Extract the full set of records, then give each one again exactly.

start Provided information

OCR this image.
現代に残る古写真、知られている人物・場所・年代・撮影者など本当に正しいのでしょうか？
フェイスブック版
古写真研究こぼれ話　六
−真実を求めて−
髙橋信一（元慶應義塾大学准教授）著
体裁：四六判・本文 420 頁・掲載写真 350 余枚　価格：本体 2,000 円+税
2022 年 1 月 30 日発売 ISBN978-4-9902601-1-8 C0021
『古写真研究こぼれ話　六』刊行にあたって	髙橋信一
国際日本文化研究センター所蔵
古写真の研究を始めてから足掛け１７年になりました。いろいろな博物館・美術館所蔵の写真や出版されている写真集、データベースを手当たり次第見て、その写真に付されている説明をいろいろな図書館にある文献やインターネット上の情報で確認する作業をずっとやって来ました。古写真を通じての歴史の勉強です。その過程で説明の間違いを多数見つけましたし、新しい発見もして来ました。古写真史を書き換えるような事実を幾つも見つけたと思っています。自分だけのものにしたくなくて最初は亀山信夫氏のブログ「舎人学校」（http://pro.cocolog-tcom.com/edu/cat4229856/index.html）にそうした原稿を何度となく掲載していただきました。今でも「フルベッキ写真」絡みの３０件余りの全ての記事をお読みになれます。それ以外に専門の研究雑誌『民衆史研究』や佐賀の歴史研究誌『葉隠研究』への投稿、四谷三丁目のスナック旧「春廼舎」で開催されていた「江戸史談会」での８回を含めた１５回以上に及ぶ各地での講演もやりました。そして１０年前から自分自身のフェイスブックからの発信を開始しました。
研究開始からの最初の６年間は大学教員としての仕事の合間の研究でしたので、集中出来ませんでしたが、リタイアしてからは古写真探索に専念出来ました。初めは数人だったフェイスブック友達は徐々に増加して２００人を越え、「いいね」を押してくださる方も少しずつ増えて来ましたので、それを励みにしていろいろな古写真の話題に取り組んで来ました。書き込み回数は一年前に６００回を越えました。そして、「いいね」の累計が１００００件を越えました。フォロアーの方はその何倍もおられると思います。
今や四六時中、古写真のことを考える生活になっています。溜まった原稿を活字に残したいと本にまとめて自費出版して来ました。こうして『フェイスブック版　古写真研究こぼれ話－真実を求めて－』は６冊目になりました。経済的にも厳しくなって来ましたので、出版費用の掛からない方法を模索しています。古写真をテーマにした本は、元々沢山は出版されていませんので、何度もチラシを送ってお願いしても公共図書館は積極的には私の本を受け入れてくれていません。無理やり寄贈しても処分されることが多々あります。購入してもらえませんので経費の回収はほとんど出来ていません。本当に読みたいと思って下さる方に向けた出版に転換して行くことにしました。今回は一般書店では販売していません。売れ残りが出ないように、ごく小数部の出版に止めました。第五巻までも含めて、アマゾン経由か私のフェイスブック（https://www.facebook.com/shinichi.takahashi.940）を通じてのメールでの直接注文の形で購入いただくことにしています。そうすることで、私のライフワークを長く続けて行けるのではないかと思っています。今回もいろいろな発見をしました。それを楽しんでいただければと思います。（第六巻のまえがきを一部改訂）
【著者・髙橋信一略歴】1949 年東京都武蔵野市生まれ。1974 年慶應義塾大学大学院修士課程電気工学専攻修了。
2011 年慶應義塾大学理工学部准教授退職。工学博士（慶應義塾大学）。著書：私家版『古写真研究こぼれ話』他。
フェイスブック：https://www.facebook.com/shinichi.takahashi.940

end Provided information

§ Solved problem
OCR this image.
現代に残る古写真、知られている人物・場所・年代・撮影者など本当に正しいのでしょうか？
フェイスブック版
古写真研究こぼれ話　六
−真実を求めて−
髙橋信一（元慶應義塾大学准教授）著
体裁：四六判・本文 420 頁・掲載写真 350 余枚　価格：本体 2,000 円+税
2022 年 1 月 30 日発売 ISBN978-4-9902601-1-8 C0021
『古写真研究こぼれ話　六』刊行にあたって	髙橋信一
国際日本文化研究センター所蔵
古写真の研究を始めてから足掛け１７年になりました。いろいろな博物館・美術館所蔵の写真や出版されている写真集、データベースを手当たり次第見て、その写真に付されている説明をいろいろな図書館にある文献やインターネット上の情報で確認する作業をずっとやって来ました。古写真を通じての歴史の勉強です。その過程で説明の間違いを多数見つけましたし、新しい発見もして来ました。古写真史を書き換えるような事実を幾つも見つけたと思っています。自分だけのものにしたくなくて最初は亀山信夫氏のブログ「舎人学校」（http://pro.cocolog-tcom.com/edu/cat4229856/index.html）にそうした原稿を何度となく掲載していただきました。今でも「フルベッキ写真」絡みの３０件余りの全ての記事をお読みになれます。それ以外に専門の研究雑誌『民衆史研究』や佐賀の歴史研究誌『葉隠研究』への投稿、四谷三丁目のスナック旧「春廼舎」で開催されていた「江戸史談会」での８回を含めた１５回以上に及ぶ各地での講演もやりました。そして１０年前から自分自身のフェイスブックからの発信を開始しました。
研究開始からの最初の６年間は大学教員としての仕事の合間の研究でしたので、集中出来ませんでしたが、リタイアしてからは古写真探索に専念出来ました。初めは数人だったフェイスブック友達は徐々に増加して２００人を越え、「いいね」を押してくださる方も少しずつ増えて来ましたので、それを励みにしていろいろな古写真の話題に取り組んで来ました。書き込み回数は一年前に６００回を越えました。そして、「いいね」の累計が１００００件を越えました。フォロアーの方はその何倍もおられると思います。
今や四六時中、古写真のことを考える生活になっています。溜まった原稿を活字に残したいと本にまとめて自費出版して来ました。こうして『フェイスブック版　古写真研究こぼれ話－真実を求めて－』は６冊目になりました。経済的にも厳しくなって来ましたので、出版費用の掛からない方法を模索しています。古写真をテーマにした本は、元々沢山は出版されていませんので、何度もチラシを送ってお願いしても公共図書館は積極的には私の本を受け入れてくれていません。無理やり寄贈しても処分されることが多々あります。購入してもらえませんので経費の回収はほとんど出来ていません。本当に読みたいと思って下さる方に向けた出版に転換して行くことにしました。今回は一般書店では販売していません。売れ残りが出ないように、ごく小数部の出版に止めました。第五巻までも含めて、アマゾン経由か私のフェイスブック（https://www.facebook.com/shinichi.takahashi.940）を通じてのメールでの直接注文の形で購入いただくことにしています。そうすることで、私のライフワークを長く続けて行けるのではないかと思っています。今回もいろいろな発見をしました。それを楽しんでいただければと思います。（第六巻のまえがきを一部改訂）
【著者・髙橋信一略歴】1949 年東京都武蔵野市生まれ。1974 年慶應義塾大学大学院修士課程電気工学専攻修了。
2011 年慶應義塾大学理工学部准教授退職。工学博士（慶應義塾大学）。著書：私家版『古写真研究こぼれ話』他。
フェイスブック：https://www.facebook.com/shinichi.takahashi.940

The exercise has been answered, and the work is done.